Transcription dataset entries
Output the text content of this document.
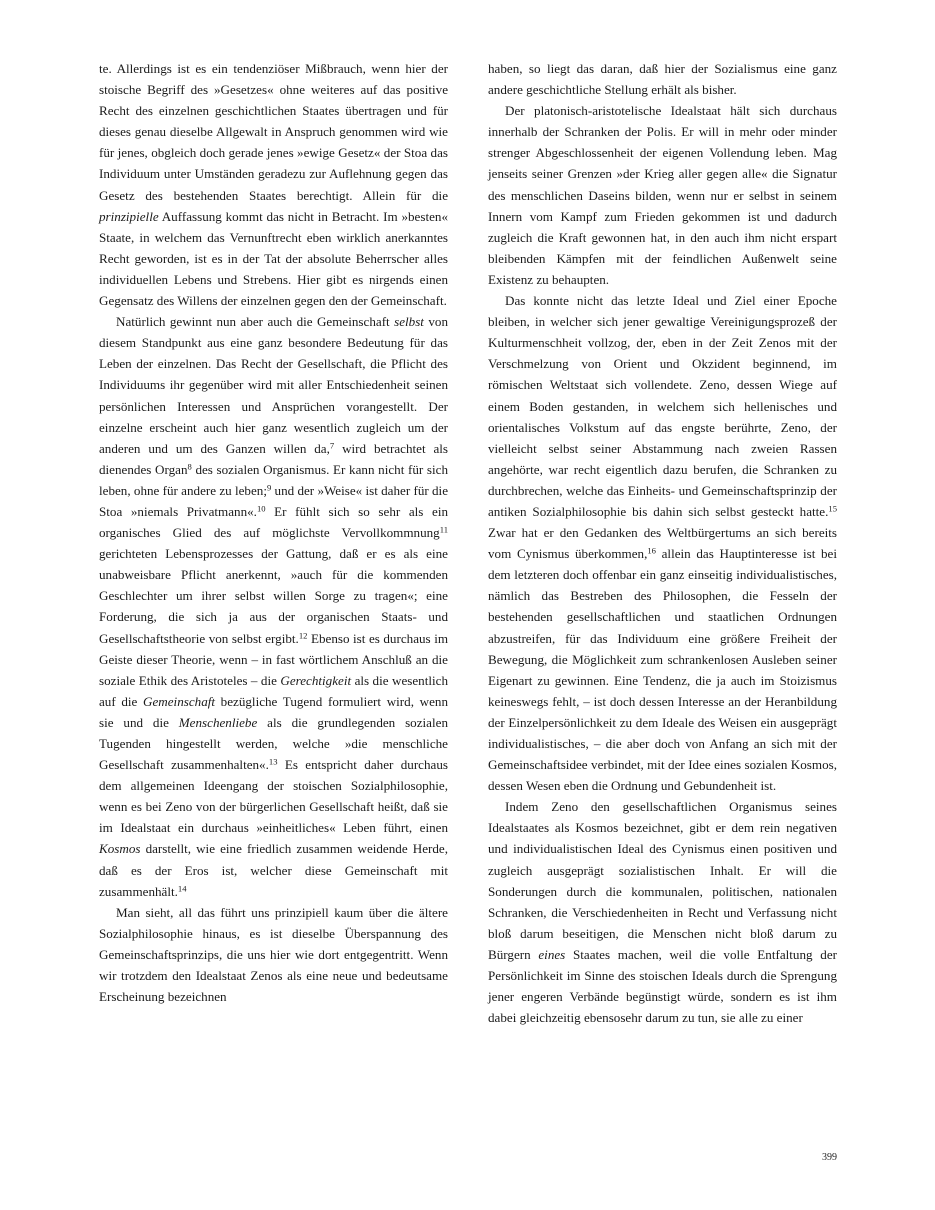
te. Allerdings ist es ein tendenziöser Mißbrauch, wenn hier der stoische Begriff des »Gesetzes« ohne weiteres auf das positive Recht des einzelnen geschichtlichen Staates übertragen und für dieses genau dieselbe Allgewalt in Anspruch genommen wird wie für jenes, obgleich doch gerade jenes »ewige Gesetz« der Stoa das Individuum unter Umständen geradezu zur Auflehnung gegen das Gesetz des bestehenden Staates berechtigt. Allein für die prinzipielle Auffassung kommt das nicht in Betracht. Im »besten« Staate, in welchem das Vernunftrecht eben wirklich anerkanntes Recht geworden, ist es in der Tat der absolute Beherrscher alles individuellen Lebens und Strebens. Hier gibt es nirgends einen Gegensatz des Willens der einzelnen gegen den der Gemeinschaft.

Natürlich gewinnt nun aber auch die Gemeinschaft selbst von diesem Standpunkt aus eine ganz besondere Bedeutung für das Leben der einzelnen. Das Recht der Gesellschaft, die Pflicht des Individuums ihr gegenüber wird mit aller Entschiedenheit seinen persönlichen Interessen und Ansprüchen vorangestellt. Der einzelne erscheint auch hier ganz wesentlich zugleich um der anderen und um des Ganzen willen da,$^7$ wird betrachtet als dienendes Organ$^8$ des sozialen Organismus. Er kann nicht für sich leben, ohne für andere zu leben;$^9$ und der »Weise« ist daher für die Stoa »niemals Privatmann«.$^{10}$ Er fühlt sich so sehr als ein organisches Glied des auf möglichste Vervollkommnung$^{11}$ gerichteten Lebensprozesses der Gattung, daß er es als eine unabweisbare Pflicht anerkennt, »auch für die kommenden Geschlechter um ihrer selbst willen Sorge zu tragen«; eine Forderung, die sich ja aus der organischen Staats- und Gesellschaftstheorie von selbst ergibt.$^{12}$ Ebenso ist es durchaus im Geiste dieser Theorie, wenn – in fast wörtlichem Anschluß an die soziale Ethik des Aristoteles – die Gerechtigkeit als die wesentlich auf die Gemeinschaft bezügliche Tugend formuliert wird, wenn sie und die Menschenliebe als die grundlegenden sozialen Tugenden hingestellt werden, welche »die menschliche Gesellschaft zusammenhalten«.$^{13}$ Es entspricht daher durchaus dem allgemeinen Ideengang der stoischen Sozialphilosophie, wenn es bei Zeno von der bürgerlichen Gesellschaft heißt, daß sie im Idealstaat ein durchaus »einheitliches« Leben führt, einen Kosmos darstellt, wie eine friedlich zusammen weidende Herde, daß es der Eros ist, welcher diese Gemeinschaft mit zusammenhält.$^{14}$

Man sieht, all das führt uns prinzipiell kaum über die ältere Sozialphilosophie hinaus, es ist dieselbe Überspannung des Gemeinschaftsprinzips, die uns hier wie dort entgegentritt. Wenn wir trotzdem den Idealstaat Zenos als eine neue und bedeutsame Erscheinung bezeichnen

haben, so liegt das daran, daß hier der Sozialismus eine ganz andere geschichtliche Stellung erhält als bisher.

Der platonisch-aristotelische Idealstaat hält sich durchaus innerhalb der Schranken der Polis. Er will in mehr oder minder strenger Abgeschlossenheit der eigenen Vollendung leben. Mag jenseits seiner Grenzen »der Krieg aller gegen alle« die Signatur des menschlichen Daseins bilden, wenn nur er selbst in seinem Innern vom Kampf zum Frieden gekommen ist und dadurch zugleich die Kraft gewonnen hat, in den auch ihm nicht erspart bleibenden Kämpfen mit der feindlichen Außenwelt seine Existenz zu behaupten.

Das konnte nicht das letzte Ideal und Ziel einer Epoche bleiben, in welcher sich jener gewaltige Vereinigungsprozeß der Kulturmenschheit vollzog, der, eben in der Zeit Zenos mit der Verschmelzung von Orient und Okzident beginnend, im römischen Weltstaat sich vollendete. Zeno, dessen Wiege auf einem Boden gestanden, in welchem sich hellenisches und orientalisches Volkstum auf das engste berührte, Zeno, der vielleicht selbst seiner Abstammung nach zweien Rassen angehörte, war recht eigentlich dazu berufen, die Schranken zu durchbrechen, welche das Einheits- und Gemeinschaftsprinzip der antiken Sozialphilosophie bis dahin sich selbst gesteckt hatte.$^{15}$ Zwar hat er den Gedanken des Weltbürgertums an sich bereits vom Cynismus überkommen,$^{16}$ allein das Hauptinteresse ist bei dem letzteren doch offenbar ein ganz einseitig individualistisches, nämlich das Bestreben des Philosophen, die Fesseln der bestehenden gesellschaftlichen und staatlichen Ordnungen abzustreifen, für das Individuum eine größere Freiheit der Bewegung, die Möglichkeit zum schrankenlosen Ausleben seiner Eigenart zu gewinnen. Eine Tendenz, die ja auch im Stoizismus keineswegs fehlt, – ist doch dessen Interesse an der Heranbildung der Einzelpersönlichkeit zu dem Ideale des Weisen ein ausgeprägt individualistisches, – die aber doch von Anfang an sich mit der Gemeinschaftsidee verbindet, mit der Idee eines sozialen Kosmos, dessen Wesen eben die Ordnung und Gebundenheit ist.

Indem Zeno den gesellschaftlichen Organismus seines Idealstaates als Kosmos bezeichnet, gibt er dem rein negativen und individualistischen Ideal des Cynismus einen positiven und zugleich ausgeprägt sozialistischen Inhalt. Er will die Sonderungen durch die kommunalen, politischen, nationalen Schranken, die Verschiedenheiten in Recht und Verfassung nicht bloß darum beseitigen, die Menschen nicht bloß darum zu Bürgern eines Staates machen, weil die volle Entfaltung der Persönlichkeit im Sinne des stoischen Ideals durch die Sprengung jener engeren Verbände begünstigt würde, sondern es ist ihm dabei gleichzeitig ebensosehr darum zu tun, sie alle zu einer

399
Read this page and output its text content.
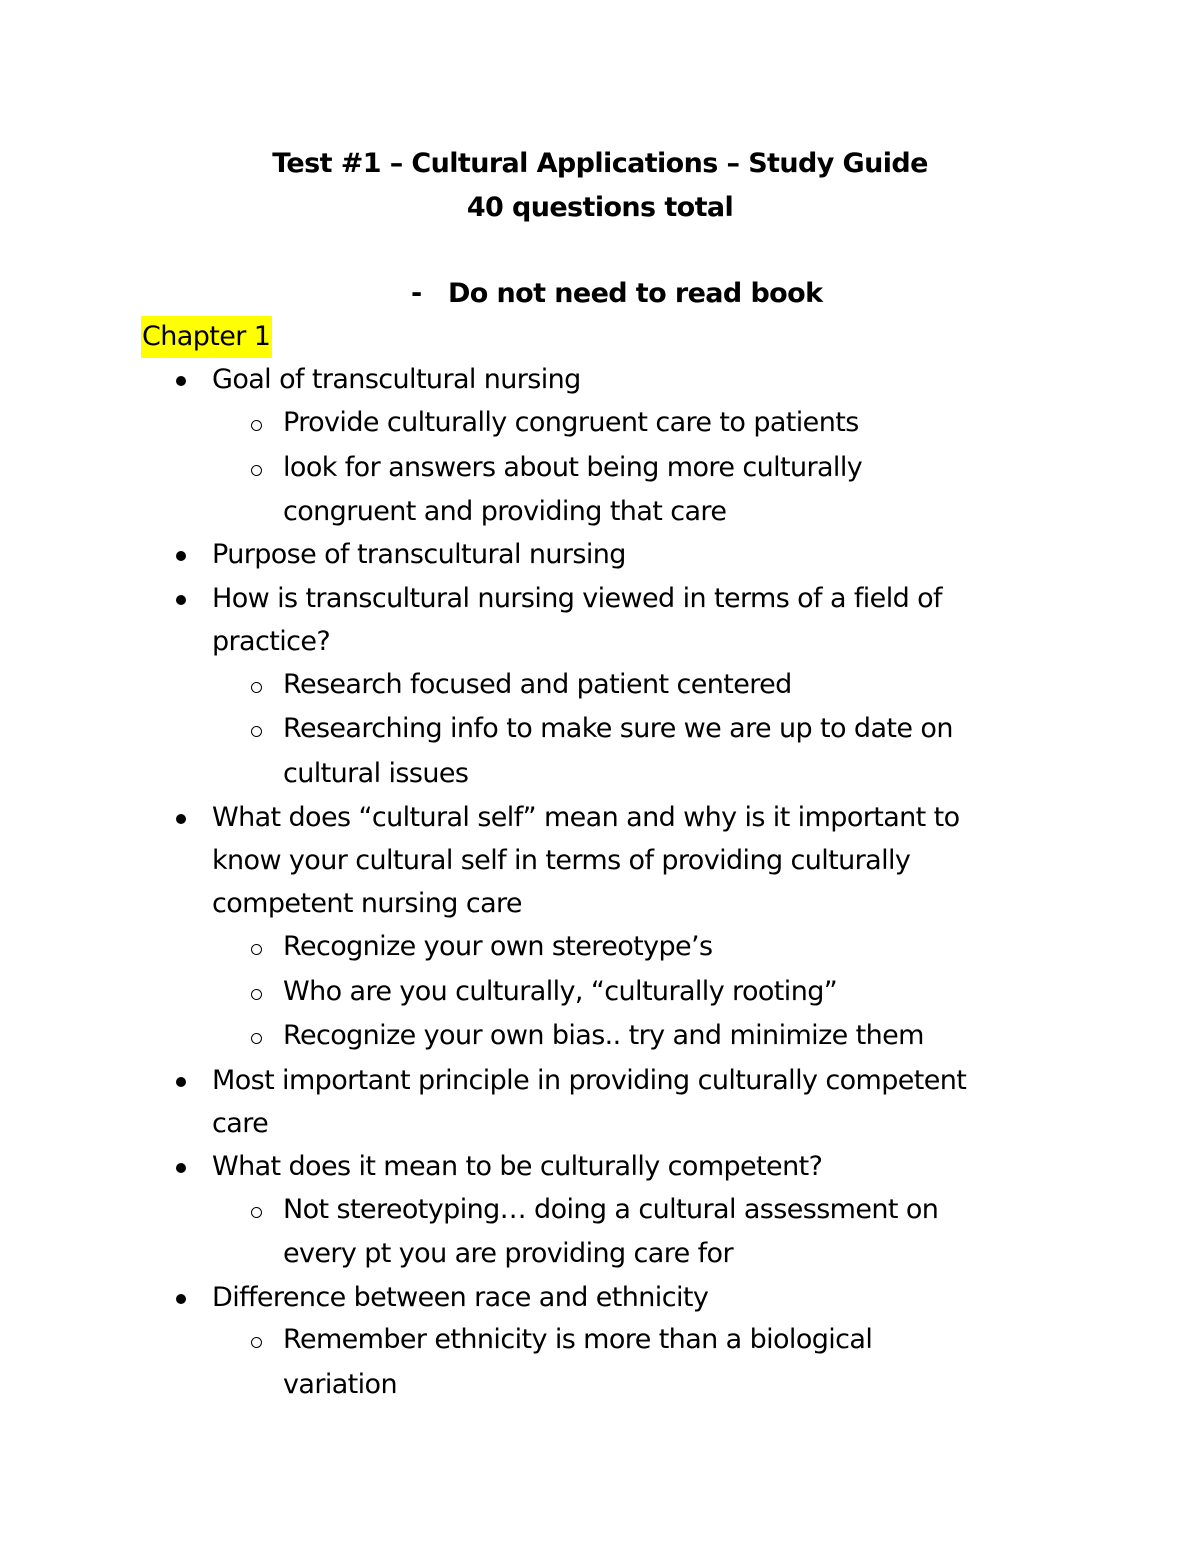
Test #1 – Cultural Applications – Study Guide
40 questions total
- Do not need to read book
Chapter 1
Goal of transcultural nursing
Provide culturally congruent care to patients
look for answers about being more culturally
congruent and providing that care
Purpose of transcultural nursing
How is transcultural nursing viewed in terms of a field of
practice?
Research focused and patient centered
Researching info to make sure we are up to date on
cultural issues
What does “cultural self” mean and why is it important to
know your cultural self in terms of providing culturally
competent nursing care
Recognize your own stereotype’s
Who are you culturally, “culturally rooting”
Recognize your own bias.. try and minimize them
Most important principle in providing culturally competent
care
What does it mean to be culturally competent?
Not stereotyping… doing a cultural assessment on
every pt you are providing care for
Difference between race and ethnicity
Remember ethnicity is more than a biological
variation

# ACTIVITY:
Every line containing the string "self" is required; copy each such line from the data.

# WORKED SOLUTION:
What does “cultural self” mean and why is it important to
know your cultural self in terms of providing culturally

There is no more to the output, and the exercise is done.